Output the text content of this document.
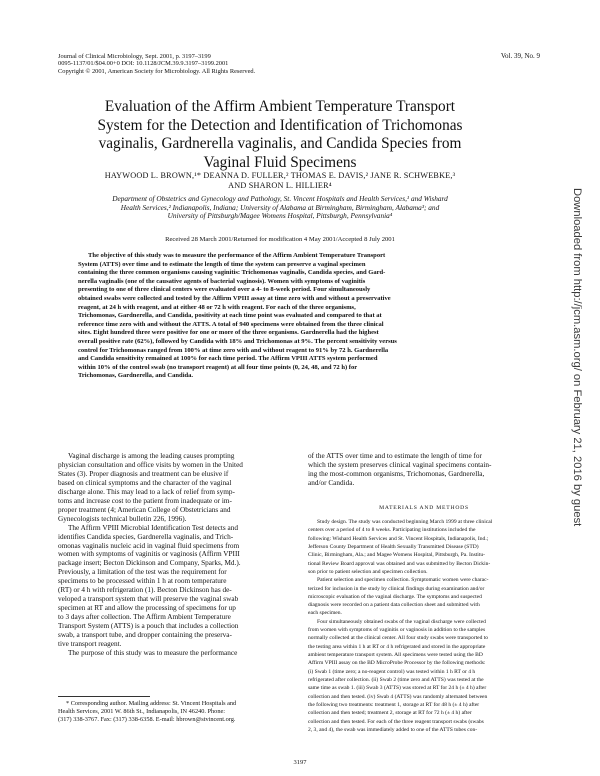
Journal of Clinical Microbiology, Sept. 2001, p. 3197–3199
0095-1137/01/$04.00+0 DOI: 10.1128/JCM.39.9.3197–3199.2001
Copyright © 2001, American Society for Microbiology. All Rights Reserved.
Vol. 39, No. 9
Evaluation of the Affirm Ambient Temperature Transport
System for the Detection and Identification of Trichomonas
vaginalis, Gardnerella vaginalis, and Candida Species from
Vaginal Fluid Specimens
HAYWOOD L. BROWN,¹* DEANNA D. FULLER,² THOMAS E. DAVIS,² JANE R. SCHWEBKE,³
AND SHARON L. HILLIER⁴
Department of Obstetrics and Gynecology and Pathology, St. Vincent Hospitals and Health Services,¹ and Wishard
Health Services,² Indianapolis, Indiana; University of Alabama at Birmingham, Birmingham, Alabama³; and
University of Pittsburgh/Magee Womens Hospital, Pittsburgh, Pennsylvania⁴
Received 28 March 2001/Returned for modification 4 May 2001/Accepted 8 July 2001
The objective of this study was to measure the performance of the Affirm Ambient Temperature Transport
System (ATTS) over time and to estimate the length of time the system can preserve a vaginal specimen
containing the three common organisms causing vaginitis: Trichomonas vaginalis, Candida species, and Gard-
nerella vaginalis (one of the causative agents of bacterial vaginosis). Women with symptoms of vaginitis
presenting to one of three clinical centers were evaluated over a 4- to 8-week period. Four simultaneously
obtained swabs were collected and tested by the Affirm VPIII assay at time zero with and without a preservative
reagent, at 24 h with reagent, and at either 48 or 72 h with reagent. For each of the three organisms,
Trichomonas, Gardnerella, and Candida, positivity at each time point was evaluated and compared to that at
reference time zero with and without the ATTS. A total of 940 specimens were obtained from the three clinical
sites. Eight hundred three were positive for one or more of the three organisms. Gardnerella had the highest
overall positive rate (62%), followed by Candida with 18% and Trichomonas at 9%. The percent sensitivity versus
control for Trichomonas ranged from 100% at time zero with and without reagent to 91% by 72 h. Gardnerella
and Candida sensitivity remained at 100% for each time period. The Affirm VPIII ATTS system performed
within 10% of the control swab (no transport reagent) at all four time points (0, 24, 48, and 72 h) for
Trichomonas, Gardnerella, and Candida.
Vaginal discharge is among the leading causes prompting
physician consultation and office visits by women in the United
States (3). Proper diagnosis and treatment can be elusive if
based on clinical symptoms and the character of the vaginal
discharge alone. This may lead to a lack of relief from symp-
toms and increase cost to the patient from inadequate or im-
proper treatment (4; American College of Obstetricians and
Gynecologists technical bulletin 226, 1996).
The Affirm VPIII Microbial Identification Test detects and
identifies Candida species, Gardnerella vaginalis, and Trich-
omonas vaginalis nucleic acid in vaginal fluid specimens from
women with symptoms of vaginitis or vaginosis (Affirm VPIII
package insert; Becton Dickinson and Company, Sparks, Md.).
Previously, a limitation of the test was the requirement for
specimens to be processed within 1 h at room temperature
(RT) or 4 h with refrigeration (1). Becton Dickinson has de-
veloped a transport system that will preserve the vaginal swab
specimen at RT and allow the processing of specimens for up
to 3 days after collection. The Affirm Ambient Temperature
Transport System (ATTS) is a pouch that includes a collection
swab, a transport tube, and dropper containing the preserva-
tive transport reagent.
The purpose of this study was to measure the performance
of the ATTS over time and to estimate the length of time for
which the system preserves clinical vaginal specimens contain-
ing the most-common organisms, Trichomonas, Gardnerella,
and/or Candida.
MATERIALS AND METHODS
Study design. The study was conducted beginning March 1999 at three clinical
centers over a period of 4 to 8 weeks. Participating institutions included the
following: Wishard Health Services and St. Vincent Hospitals, Indianapolis, Ind.;
Jefferson County Department of Health Sexually Transmitted Disease (STD)
Clinic, Birmingham, Ala.; and Magee Womens Hospital, Pittsburgh, Pa. Institu-
tional Review Board approval was obtained and was submitted by Becton Dickin-
son prior to patient selection and specimen collection.
Patient selection and specimen collection. Symptomatic women were charac-
terized for inclusion in the study by clinical findings during examination and/or
microscopic evaluation of the vaginal discharge. The symptoms and suspected
diagnosis were recorded on a patient data collection sheet and submitted with
each specimen.
Four simultaneously obtained swabs of the vaginal discharge were collected
from women with symptoms of vaginitis or vaginosis in addition to the samples
normally collected at the clinical center. All four study swabs were transported to
the testing area within 1 h at RT or 4 h refrigerated and stored in the appropriate
ambient temperature transport system. All specimens were tested using the BD
Affirm VPIII assay on the BD MicroProbe Processor by the following methods:
(i) Swab 1 (time zero; a no-reagent control) was tested within 1 h RT or 4 h
refrigerated after collection. (ii) Swab 2 (time zero and ATTS) was tested at the
same time as swab 1. (iii) Swab 3 (ATTS) was stored at RT for 24 h (± 4 h) after
collection and then tested. (iv) Swab 4 (ATTS) was randomly alternated between
the following two treatments: treatment 1, storage at RT for 48 h (± 4 h) after
collection and then tested; treatment 2, storage at RT for 72 h (± 4 h) after
collection and then tested. For each of the three reagent transport swabs (swabs
2, 3, and 4), the swab was immediately added to one of the ATTS tubes con-
* Corresponding author. Mailing address: St. Vincent Hospitals and
Health Services, 2001 W. 86th St., Indianapolis, IN 46240. Phone:
(317) 338-3767. Fax: (317) 338-6358. E-mail: hbrown@stvincent.org.
3197
Downloaded from http://jcm.asm.org/ on February 21, 2016 by guest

■ ■ ■ ■ ■ ■ ■

*DIRECTIONS FOR THIS TASK*
Could you report every line of the material that contains the string "following"?

*REPLY TO THE TASK*
following: Wishard Health Services and St. Vincent Hospitals, Indianapolis, Ind.;
Affirm VPIII assay on the BD MicroProbe Processor by the following methods:
the following two treatments: treatment 1, storage at RT for 48 h (± 4 h) after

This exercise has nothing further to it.